» **Objective**
Write out the whole listing word for word.

=== Record extracts ===

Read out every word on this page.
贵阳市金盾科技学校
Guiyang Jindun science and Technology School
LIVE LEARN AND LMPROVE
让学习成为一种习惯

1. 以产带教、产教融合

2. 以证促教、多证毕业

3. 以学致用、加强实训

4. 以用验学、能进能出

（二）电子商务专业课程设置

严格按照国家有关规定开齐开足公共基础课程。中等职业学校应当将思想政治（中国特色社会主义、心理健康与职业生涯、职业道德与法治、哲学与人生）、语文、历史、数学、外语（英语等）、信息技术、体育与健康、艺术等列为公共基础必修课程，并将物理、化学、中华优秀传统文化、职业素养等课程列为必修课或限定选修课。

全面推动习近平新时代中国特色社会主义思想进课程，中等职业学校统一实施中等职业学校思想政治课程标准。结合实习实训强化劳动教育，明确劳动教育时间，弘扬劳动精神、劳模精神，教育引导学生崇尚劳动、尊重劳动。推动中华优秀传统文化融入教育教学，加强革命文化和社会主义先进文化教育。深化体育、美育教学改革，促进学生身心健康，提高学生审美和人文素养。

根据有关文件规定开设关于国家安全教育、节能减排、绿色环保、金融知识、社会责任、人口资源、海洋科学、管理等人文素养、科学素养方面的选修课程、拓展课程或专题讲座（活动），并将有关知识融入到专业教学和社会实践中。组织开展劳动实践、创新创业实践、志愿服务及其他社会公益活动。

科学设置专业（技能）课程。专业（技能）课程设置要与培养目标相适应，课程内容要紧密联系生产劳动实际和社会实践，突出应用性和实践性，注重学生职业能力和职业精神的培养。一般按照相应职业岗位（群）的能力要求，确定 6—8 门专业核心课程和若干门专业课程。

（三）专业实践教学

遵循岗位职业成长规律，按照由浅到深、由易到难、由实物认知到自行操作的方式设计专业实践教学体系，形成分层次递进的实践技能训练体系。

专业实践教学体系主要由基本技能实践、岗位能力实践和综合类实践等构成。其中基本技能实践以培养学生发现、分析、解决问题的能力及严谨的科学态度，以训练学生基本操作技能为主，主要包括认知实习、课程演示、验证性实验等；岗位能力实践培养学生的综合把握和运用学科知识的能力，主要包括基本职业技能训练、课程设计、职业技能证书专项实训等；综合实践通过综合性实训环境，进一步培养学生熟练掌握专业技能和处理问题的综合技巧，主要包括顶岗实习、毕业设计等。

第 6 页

===

» **In response**
Read out every word on this page.
贵阳市金盾科技学校
Guiyang Jindun science and Technology School
LIVE LEARN AND LMPROVE
让学习成为一种习惯

1. 以产带教、产教融合

2. 以证促教、多证毕业

3. 以学致用、加强实训

4. 以用验学、能进能出

（二）电子商务专业课程设置

严格按照国家有关规定开齐开足公共基础课程。中等职业学校应当将思想政治（中国特色社会主义、心理健康与职业生涯、职业道德与法治、哲学与人生）、语文、历史、数学、外语（英语等）、信息技术、体育与健康、艺术等列为公共基础必修课程，并将物理、化学、中华优秀传统文化、职业素养等课程列为必修课或限定选修课。

全面推动习近平新时代中国特色社会主义思想进课程，中等职业学校统一实施中等职业学校思想政治课程标准。结合实习实训强化劳动教育，明确劳动教育时间，弘扬劳动精神、劳模精神，教育引导学生崇尚劳动、尊重劳动。推动中华优秀传统文化融入教育教学，加强革命文化和社会主义先进文化教育。深化体育、美育教学改革，促进学生身心健康，提高学生审美和人文素养。

根据有关文件规定开设关于国家安全教育、节能减排、绿色环保、金融知识、社会责任、人口资源、海洋科学、管理等人文素养、科学素养方面的选修课程、拓展课程或专题讲座（活动），并将有关知识融入到专业教学和社会实践中。组织开展劳动实践、创新创业实践、志愿服务及其他社会公益活动。

科学设置专业（技能）课程。专业（技能）课程设置要与培养目标相适应，课程内容要紧密联系生产劳动实际和社会实践，突出应用性和实践性，注重学生职业能力和职业精神的培养。一般按照相应职业岗位（群）的能力要求，确定 6—8 门专业核心课程和若干门专业课程。

（三）专业实践教学

遵循岗位职业成长规律，按照由浅到深、由易到难、由实物认知到自行操作的方式设计专业实践教学体系，形成分层次递进的实践技能训练体系。

专业实践教学体系主要由基本技能实践、岗位能力实践和综合类实践等构成。其中基本技能实践以培养学生发现、分析、解决问题的能力及严谨的科学态度，以训练学生基本操作技能为主，主要包括认知实习、课程演示、验证性实验等；岗位能力实践培养学生的综合把握和运用学科知识的能力，主要包括基本职业技能训练、课程设计、职业技能证书专项实训等；综合实践通过综合性实训环境，进一步培养学生熟练掌握专业技能和处理问题的综合技巧，主要包括顶岗实习、毕业设计等。

第 6 页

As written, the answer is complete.